──────── Provided records ────────
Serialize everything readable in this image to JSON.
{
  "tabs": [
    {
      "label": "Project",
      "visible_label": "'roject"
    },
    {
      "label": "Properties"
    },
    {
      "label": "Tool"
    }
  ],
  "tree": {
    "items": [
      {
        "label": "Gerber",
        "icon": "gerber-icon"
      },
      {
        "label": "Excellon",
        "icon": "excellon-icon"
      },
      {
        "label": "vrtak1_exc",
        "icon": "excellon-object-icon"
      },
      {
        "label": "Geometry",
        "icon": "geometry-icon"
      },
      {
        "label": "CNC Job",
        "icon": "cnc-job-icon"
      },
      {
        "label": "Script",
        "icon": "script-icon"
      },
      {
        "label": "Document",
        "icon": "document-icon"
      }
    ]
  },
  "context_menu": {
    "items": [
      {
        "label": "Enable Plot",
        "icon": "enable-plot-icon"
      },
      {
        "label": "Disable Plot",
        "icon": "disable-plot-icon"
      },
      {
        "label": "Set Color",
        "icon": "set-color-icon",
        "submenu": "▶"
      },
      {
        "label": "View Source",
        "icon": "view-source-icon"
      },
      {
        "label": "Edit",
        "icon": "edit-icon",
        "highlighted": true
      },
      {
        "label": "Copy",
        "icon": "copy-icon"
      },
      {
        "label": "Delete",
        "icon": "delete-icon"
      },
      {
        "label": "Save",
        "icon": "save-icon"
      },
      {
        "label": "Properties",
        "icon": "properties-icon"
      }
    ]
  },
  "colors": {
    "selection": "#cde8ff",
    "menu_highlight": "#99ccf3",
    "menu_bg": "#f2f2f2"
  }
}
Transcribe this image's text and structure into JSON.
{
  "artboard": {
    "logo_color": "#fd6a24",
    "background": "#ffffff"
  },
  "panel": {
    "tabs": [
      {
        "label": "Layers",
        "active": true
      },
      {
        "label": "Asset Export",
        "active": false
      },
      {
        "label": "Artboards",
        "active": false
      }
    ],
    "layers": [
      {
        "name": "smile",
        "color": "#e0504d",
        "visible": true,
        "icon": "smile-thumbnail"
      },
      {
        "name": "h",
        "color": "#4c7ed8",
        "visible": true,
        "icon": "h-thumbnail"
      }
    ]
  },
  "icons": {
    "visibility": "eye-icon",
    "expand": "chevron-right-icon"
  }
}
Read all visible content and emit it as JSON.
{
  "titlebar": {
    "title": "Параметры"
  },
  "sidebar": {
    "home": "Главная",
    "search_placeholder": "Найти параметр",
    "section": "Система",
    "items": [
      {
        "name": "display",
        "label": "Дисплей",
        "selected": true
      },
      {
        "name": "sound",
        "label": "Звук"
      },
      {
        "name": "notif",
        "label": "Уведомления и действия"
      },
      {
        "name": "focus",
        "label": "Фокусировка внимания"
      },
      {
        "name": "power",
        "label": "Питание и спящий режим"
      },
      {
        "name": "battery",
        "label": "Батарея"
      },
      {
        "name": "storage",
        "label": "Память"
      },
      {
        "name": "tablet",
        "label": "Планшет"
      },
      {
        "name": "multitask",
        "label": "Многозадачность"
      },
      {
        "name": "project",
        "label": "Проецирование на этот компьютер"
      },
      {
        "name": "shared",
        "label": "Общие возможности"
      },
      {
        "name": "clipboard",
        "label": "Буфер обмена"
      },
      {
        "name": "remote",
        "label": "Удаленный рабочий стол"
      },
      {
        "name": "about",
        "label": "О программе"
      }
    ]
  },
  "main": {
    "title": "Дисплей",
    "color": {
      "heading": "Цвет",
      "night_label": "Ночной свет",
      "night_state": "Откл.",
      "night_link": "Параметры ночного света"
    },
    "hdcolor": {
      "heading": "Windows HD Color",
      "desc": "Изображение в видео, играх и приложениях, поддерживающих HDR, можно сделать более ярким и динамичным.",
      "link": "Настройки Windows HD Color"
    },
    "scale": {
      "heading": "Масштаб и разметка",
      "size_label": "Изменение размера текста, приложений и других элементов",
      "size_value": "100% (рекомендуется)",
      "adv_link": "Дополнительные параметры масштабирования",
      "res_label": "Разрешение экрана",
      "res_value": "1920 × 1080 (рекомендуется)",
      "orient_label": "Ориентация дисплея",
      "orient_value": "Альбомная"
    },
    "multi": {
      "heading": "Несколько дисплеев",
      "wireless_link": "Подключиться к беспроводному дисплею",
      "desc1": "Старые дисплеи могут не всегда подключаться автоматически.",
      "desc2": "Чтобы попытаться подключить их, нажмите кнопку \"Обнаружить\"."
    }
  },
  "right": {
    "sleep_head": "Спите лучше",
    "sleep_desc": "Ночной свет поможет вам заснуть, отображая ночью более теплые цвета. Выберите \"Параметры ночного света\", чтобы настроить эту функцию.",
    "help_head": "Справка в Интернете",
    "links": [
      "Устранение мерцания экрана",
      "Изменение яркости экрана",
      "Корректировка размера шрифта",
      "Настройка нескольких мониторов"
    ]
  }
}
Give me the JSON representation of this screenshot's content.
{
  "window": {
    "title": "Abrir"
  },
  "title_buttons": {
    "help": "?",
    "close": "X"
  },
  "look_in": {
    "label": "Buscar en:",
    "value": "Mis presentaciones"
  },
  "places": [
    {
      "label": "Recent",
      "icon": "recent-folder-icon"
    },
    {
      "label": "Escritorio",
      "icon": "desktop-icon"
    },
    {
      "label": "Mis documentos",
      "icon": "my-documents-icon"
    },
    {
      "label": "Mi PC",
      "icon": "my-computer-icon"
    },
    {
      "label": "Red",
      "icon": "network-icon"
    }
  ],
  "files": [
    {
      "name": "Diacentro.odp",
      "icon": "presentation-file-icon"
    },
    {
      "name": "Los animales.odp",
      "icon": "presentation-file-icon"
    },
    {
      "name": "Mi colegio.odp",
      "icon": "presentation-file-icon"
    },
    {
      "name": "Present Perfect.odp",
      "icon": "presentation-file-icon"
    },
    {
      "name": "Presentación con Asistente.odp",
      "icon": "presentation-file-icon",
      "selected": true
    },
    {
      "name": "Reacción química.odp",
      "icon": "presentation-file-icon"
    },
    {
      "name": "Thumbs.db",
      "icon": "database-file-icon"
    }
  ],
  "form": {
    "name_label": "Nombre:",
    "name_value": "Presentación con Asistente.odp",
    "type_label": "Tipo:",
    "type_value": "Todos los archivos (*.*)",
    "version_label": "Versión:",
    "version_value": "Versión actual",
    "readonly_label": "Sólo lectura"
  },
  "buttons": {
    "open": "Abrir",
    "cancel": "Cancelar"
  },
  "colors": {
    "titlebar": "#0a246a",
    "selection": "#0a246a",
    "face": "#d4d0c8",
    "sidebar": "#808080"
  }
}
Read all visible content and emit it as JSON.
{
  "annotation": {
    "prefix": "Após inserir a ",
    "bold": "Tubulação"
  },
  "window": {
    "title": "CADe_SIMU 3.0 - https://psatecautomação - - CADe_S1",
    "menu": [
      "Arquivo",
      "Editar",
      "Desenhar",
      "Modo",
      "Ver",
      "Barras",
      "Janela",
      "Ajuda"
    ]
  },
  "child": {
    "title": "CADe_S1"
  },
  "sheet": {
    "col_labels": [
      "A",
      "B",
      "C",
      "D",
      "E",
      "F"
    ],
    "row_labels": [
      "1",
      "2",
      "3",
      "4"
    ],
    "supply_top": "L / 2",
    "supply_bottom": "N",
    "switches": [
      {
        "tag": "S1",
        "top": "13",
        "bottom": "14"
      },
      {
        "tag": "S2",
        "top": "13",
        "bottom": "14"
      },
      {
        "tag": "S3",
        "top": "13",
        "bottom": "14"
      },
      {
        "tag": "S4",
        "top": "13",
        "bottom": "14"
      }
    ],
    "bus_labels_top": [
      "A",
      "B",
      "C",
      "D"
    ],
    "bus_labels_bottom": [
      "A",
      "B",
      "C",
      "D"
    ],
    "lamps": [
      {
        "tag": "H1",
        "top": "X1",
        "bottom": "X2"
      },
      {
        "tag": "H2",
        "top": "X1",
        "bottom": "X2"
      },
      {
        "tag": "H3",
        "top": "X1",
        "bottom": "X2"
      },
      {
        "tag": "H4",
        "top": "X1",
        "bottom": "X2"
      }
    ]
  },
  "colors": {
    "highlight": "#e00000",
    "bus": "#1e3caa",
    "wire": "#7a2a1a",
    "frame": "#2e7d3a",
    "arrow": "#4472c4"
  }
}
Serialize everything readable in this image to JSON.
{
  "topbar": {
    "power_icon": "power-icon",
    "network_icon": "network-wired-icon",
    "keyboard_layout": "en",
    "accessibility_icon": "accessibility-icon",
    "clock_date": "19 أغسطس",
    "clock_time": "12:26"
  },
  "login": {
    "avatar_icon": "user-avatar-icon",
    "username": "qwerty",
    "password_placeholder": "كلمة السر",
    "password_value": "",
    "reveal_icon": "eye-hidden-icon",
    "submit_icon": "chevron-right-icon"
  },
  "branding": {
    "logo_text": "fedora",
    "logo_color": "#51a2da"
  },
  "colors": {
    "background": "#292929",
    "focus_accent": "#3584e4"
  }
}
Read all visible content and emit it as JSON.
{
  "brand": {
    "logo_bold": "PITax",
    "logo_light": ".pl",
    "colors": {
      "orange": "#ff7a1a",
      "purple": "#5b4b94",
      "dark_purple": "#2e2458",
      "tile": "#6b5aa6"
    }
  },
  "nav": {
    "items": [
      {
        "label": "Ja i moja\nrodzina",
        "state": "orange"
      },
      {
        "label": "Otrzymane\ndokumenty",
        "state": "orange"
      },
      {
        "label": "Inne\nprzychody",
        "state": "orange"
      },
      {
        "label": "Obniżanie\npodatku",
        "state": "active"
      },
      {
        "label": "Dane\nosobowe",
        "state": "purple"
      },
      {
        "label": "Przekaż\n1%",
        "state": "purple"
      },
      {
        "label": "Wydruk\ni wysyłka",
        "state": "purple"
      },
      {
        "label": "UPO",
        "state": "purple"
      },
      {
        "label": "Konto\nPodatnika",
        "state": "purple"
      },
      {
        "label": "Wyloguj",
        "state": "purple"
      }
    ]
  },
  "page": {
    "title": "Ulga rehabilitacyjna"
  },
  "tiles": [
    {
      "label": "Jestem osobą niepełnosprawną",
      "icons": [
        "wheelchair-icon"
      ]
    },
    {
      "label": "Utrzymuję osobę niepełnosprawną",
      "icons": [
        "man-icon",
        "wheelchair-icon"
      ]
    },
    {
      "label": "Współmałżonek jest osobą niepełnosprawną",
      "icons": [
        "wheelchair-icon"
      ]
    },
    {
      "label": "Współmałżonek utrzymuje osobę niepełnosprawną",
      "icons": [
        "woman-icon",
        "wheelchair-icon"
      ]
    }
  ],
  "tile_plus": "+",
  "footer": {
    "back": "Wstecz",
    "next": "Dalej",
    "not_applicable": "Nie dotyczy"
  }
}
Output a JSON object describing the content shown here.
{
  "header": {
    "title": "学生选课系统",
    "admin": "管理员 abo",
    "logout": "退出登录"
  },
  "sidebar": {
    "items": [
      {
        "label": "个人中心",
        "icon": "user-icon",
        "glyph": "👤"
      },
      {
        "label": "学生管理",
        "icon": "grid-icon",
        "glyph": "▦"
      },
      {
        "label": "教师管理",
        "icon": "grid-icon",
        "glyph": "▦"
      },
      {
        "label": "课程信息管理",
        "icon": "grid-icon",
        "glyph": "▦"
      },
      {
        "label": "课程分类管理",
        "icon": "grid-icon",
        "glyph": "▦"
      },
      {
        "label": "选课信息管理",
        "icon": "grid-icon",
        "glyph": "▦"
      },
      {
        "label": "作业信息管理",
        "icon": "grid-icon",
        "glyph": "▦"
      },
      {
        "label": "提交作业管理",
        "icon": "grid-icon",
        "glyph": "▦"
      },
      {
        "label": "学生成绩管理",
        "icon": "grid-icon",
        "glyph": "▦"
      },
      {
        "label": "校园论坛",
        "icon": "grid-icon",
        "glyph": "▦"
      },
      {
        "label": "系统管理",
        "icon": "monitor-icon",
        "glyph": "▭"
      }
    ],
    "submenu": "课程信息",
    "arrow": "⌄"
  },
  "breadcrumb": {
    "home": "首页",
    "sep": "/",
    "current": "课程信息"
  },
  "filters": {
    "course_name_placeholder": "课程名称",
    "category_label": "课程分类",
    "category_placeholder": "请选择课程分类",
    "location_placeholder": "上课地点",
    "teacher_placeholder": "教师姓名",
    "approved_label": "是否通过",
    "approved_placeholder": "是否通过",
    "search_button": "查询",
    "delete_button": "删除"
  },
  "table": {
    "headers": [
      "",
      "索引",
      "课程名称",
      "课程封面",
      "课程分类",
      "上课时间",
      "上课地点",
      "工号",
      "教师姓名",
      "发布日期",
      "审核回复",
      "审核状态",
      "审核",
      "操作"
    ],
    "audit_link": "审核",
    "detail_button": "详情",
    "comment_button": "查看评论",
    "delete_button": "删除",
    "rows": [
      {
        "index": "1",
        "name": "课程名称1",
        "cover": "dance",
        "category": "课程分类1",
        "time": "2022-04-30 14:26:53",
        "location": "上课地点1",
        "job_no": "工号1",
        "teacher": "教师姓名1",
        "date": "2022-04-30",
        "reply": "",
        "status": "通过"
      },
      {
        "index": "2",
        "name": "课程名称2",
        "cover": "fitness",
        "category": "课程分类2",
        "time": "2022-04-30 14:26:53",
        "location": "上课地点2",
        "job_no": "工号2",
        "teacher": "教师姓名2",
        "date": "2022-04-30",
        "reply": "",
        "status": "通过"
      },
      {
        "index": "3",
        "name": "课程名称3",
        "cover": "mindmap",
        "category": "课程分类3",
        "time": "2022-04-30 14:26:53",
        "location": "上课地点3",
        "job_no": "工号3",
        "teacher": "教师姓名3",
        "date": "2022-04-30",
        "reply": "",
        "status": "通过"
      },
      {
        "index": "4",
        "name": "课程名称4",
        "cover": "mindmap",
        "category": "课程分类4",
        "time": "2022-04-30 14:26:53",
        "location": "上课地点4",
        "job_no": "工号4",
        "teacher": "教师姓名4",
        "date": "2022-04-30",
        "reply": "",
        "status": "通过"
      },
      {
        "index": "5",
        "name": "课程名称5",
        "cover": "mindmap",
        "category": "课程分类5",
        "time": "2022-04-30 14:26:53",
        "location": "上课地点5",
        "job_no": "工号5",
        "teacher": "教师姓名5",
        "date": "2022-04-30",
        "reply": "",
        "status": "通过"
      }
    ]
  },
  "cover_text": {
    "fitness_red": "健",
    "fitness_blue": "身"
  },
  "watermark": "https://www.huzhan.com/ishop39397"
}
────────
• **Exercise**
In the data above, tally the lines holding "chevron" and answer with the figure only.

• **Solution for this problem**
2